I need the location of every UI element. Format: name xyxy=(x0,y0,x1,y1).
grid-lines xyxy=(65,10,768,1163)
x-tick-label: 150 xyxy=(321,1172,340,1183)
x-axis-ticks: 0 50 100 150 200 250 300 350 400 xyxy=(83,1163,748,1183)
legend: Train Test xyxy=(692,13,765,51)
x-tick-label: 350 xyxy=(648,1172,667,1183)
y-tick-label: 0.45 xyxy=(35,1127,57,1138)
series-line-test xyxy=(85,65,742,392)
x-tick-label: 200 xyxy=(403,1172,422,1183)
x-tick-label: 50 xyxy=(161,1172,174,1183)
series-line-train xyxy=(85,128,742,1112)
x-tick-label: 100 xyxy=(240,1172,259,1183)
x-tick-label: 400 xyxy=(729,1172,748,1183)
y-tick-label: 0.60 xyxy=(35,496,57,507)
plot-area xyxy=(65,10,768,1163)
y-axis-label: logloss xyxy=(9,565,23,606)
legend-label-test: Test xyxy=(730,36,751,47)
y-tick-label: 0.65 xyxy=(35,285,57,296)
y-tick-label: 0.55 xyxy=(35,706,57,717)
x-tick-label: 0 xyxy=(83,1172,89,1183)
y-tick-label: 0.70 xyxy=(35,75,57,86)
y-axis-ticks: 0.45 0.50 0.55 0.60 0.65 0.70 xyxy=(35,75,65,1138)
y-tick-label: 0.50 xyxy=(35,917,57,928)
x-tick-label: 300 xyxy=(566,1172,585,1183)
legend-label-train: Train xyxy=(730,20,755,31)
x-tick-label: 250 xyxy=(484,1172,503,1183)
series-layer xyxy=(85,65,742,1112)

▶ _WHAT YOU ARE ASKED TO DO_:
Keep only the lines above that contain the string "legend", and copy each of them out in full.

▶ _EXPECTED OUTPUT_:
legend: Train Test xyxy=(692,13,765,51)
legend-label-test: Test xyxy=(730,36,751,47)
legend-label-train: Train xyxy=(730,20,755,31)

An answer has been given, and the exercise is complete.